▶ [What is expected]: Using the listing below, please gather every line containing the word "print".

▶ [Recorded data]:
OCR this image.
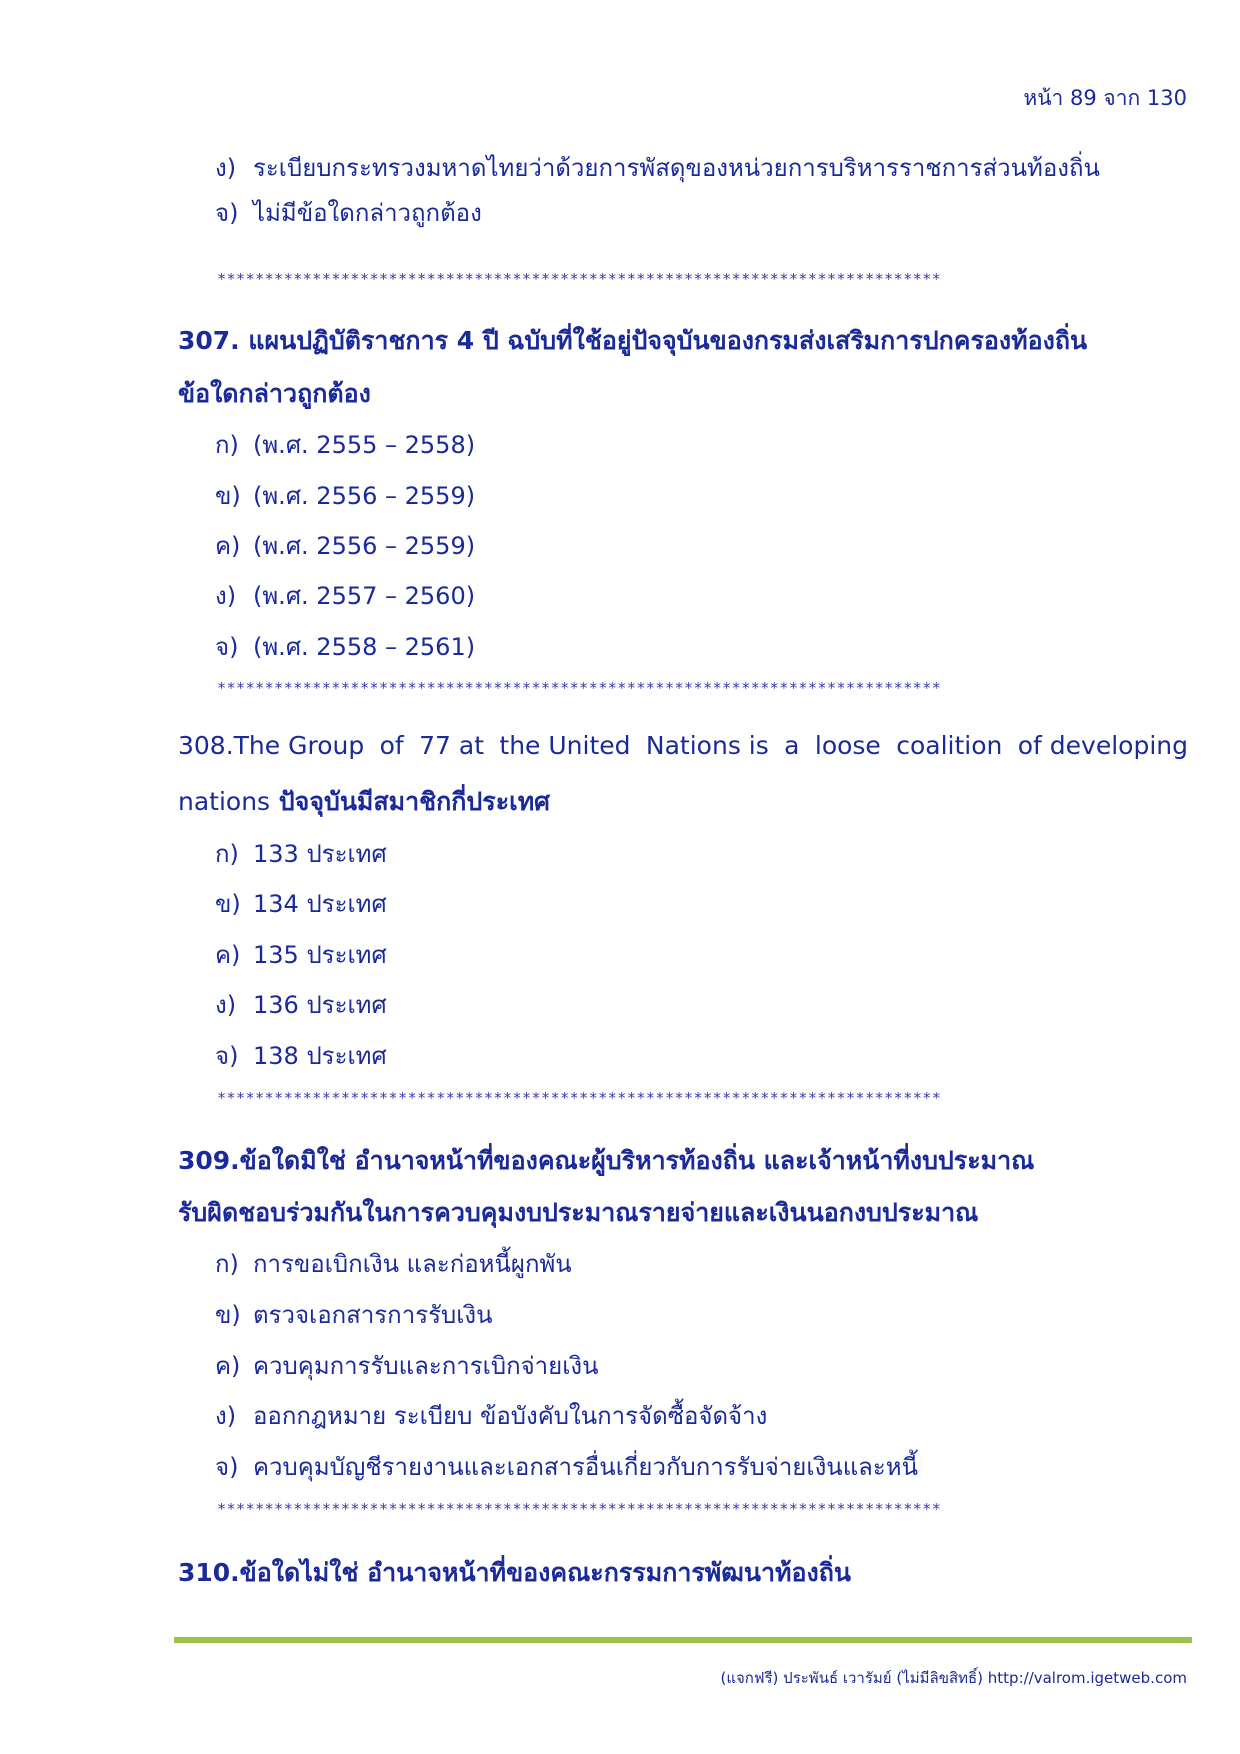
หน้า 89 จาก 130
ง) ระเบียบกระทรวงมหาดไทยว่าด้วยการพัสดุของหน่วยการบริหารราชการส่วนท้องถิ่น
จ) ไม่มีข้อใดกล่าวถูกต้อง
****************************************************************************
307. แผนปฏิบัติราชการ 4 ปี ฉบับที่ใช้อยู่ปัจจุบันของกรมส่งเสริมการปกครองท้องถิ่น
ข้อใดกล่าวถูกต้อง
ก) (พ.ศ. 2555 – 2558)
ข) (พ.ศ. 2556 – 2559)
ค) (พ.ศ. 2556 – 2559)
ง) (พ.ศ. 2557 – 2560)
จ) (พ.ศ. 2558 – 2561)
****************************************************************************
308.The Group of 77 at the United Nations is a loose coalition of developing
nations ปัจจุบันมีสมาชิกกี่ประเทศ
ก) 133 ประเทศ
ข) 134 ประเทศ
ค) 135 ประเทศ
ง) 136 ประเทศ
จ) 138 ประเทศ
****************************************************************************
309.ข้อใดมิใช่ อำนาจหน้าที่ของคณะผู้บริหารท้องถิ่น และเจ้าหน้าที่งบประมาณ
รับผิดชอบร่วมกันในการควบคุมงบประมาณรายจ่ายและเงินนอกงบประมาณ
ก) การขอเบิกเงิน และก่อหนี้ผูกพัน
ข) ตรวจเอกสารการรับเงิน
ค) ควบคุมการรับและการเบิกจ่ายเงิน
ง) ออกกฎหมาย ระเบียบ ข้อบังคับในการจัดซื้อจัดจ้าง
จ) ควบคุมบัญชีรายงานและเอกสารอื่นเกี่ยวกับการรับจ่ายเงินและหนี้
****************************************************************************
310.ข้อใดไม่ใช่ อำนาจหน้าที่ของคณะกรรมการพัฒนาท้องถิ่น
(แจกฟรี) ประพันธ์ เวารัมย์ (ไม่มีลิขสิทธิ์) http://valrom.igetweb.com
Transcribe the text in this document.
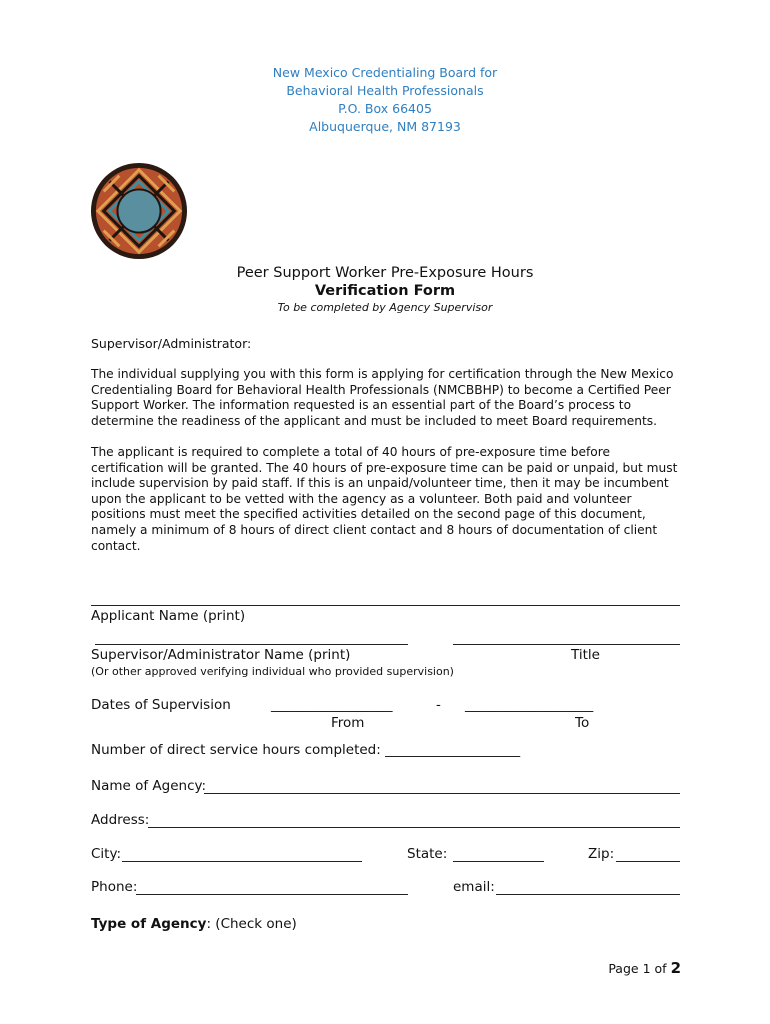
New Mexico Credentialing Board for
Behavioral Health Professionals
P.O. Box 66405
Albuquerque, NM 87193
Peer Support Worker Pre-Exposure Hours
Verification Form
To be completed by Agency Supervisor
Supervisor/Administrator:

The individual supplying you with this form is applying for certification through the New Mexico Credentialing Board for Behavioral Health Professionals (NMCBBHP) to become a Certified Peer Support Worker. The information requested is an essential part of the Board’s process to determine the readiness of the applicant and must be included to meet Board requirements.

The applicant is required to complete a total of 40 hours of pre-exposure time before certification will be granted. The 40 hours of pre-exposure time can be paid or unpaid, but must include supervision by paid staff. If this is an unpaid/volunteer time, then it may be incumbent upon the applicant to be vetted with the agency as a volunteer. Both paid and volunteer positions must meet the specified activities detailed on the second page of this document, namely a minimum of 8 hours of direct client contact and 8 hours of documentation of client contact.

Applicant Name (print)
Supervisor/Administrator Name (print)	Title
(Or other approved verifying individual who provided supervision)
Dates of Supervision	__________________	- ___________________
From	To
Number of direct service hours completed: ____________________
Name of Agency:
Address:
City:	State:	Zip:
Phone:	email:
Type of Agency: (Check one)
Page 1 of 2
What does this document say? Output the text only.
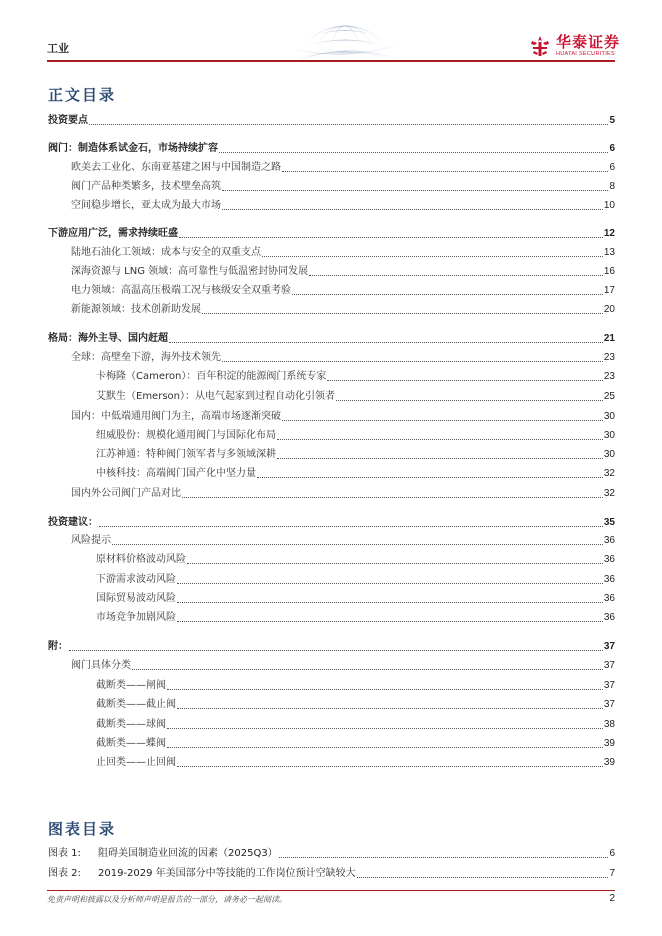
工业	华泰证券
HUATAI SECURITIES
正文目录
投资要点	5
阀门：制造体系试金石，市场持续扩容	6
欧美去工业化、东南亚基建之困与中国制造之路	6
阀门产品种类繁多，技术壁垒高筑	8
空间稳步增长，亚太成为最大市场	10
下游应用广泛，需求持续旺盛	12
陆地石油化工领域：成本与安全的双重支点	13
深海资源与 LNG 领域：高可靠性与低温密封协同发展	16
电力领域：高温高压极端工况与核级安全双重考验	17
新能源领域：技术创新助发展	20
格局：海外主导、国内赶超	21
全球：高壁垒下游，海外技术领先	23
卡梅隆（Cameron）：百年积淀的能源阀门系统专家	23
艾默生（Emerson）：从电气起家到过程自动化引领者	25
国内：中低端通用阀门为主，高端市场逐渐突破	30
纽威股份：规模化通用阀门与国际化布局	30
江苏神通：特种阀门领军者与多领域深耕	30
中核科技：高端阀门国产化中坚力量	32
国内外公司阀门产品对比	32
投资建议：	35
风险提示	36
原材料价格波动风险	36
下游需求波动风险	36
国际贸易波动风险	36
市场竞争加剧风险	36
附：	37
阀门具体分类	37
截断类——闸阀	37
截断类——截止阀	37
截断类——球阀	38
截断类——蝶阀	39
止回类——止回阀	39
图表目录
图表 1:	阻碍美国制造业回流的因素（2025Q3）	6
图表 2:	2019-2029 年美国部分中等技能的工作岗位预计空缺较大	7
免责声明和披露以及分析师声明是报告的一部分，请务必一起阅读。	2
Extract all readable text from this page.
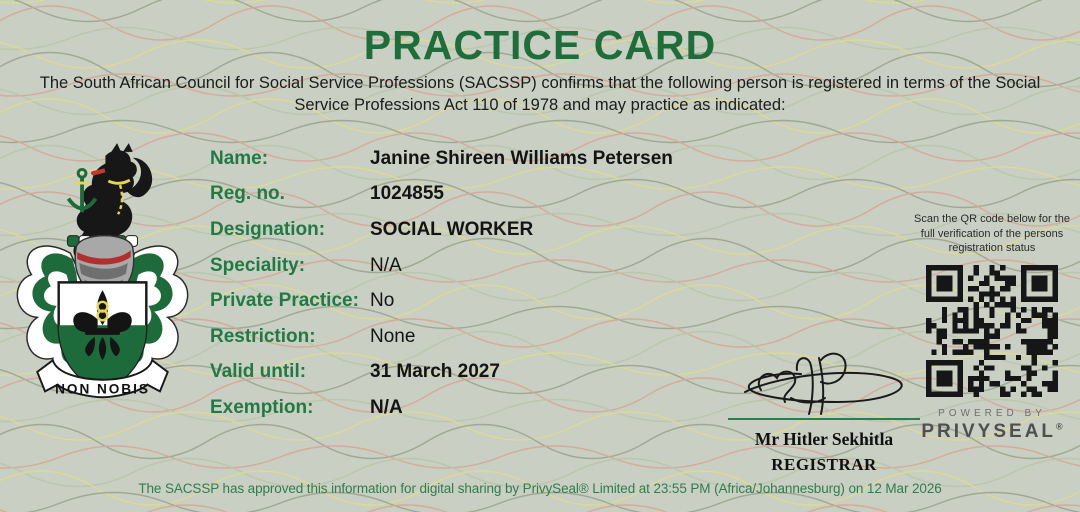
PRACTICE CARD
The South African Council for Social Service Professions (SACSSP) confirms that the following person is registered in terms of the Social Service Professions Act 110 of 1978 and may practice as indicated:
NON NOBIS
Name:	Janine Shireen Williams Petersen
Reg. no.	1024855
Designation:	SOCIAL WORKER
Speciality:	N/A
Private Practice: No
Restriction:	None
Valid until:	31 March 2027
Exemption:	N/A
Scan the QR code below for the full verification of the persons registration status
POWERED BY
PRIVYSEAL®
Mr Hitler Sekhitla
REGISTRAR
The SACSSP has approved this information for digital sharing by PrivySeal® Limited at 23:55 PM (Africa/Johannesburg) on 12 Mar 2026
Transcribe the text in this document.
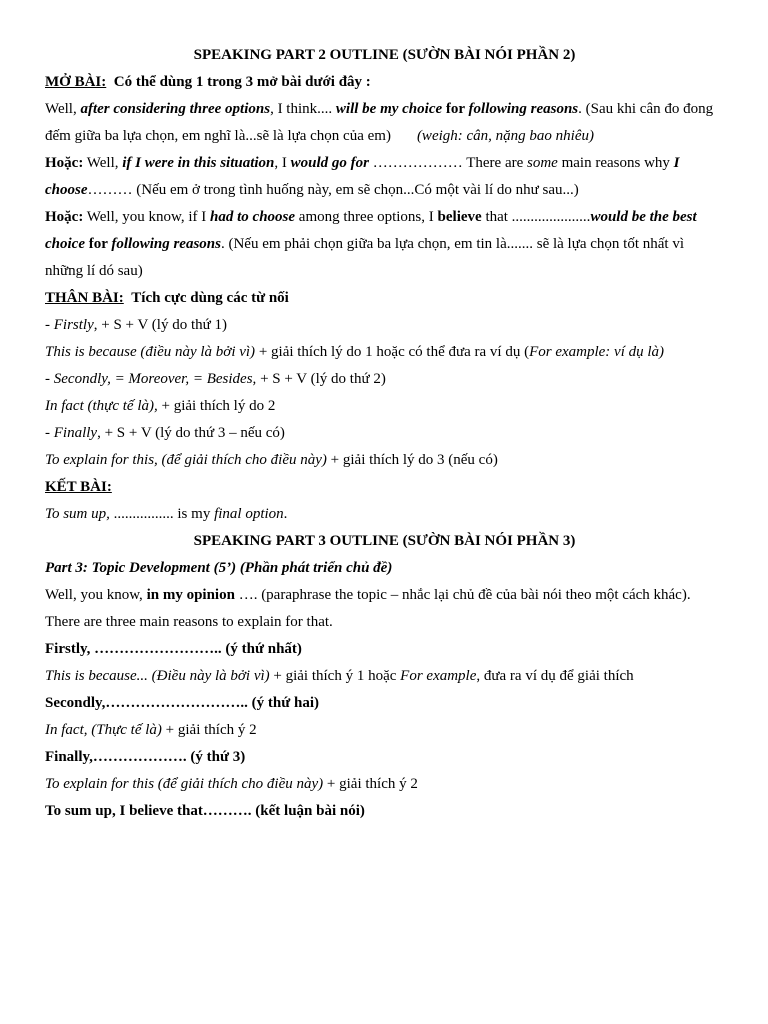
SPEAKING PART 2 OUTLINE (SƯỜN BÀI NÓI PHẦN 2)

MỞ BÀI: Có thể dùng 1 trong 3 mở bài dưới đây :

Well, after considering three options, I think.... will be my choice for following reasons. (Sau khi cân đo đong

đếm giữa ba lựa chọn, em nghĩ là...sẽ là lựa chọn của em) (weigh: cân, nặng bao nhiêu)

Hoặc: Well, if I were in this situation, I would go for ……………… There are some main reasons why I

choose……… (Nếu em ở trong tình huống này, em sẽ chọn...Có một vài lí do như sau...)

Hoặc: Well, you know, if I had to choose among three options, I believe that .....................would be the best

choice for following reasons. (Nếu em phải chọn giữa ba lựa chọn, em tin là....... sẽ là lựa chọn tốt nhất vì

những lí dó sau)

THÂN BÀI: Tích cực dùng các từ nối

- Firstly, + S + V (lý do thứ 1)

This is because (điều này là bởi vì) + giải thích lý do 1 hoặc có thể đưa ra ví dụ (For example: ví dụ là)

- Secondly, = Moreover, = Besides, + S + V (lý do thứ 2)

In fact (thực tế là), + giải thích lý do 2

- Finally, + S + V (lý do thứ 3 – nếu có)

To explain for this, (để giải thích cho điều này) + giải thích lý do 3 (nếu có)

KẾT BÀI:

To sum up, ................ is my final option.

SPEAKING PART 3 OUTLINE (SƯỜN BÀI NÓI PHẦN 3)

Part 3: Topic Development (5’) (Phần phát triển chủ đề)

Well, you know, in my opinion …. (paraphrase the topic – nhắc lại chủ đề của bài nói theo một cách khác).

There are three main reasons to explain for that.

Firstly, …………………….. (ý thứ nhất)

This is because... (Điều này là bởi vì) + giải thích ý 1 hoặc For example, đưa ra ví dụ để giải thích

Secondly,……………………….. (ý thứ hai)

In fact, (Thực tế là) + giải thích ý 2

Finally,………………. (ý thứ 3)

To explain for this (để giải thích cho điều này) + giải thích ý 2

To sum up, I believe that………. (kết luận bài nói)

▶ [Final result]:
Applicant Name (print)
Supervisor/Administrator Name (print)	Title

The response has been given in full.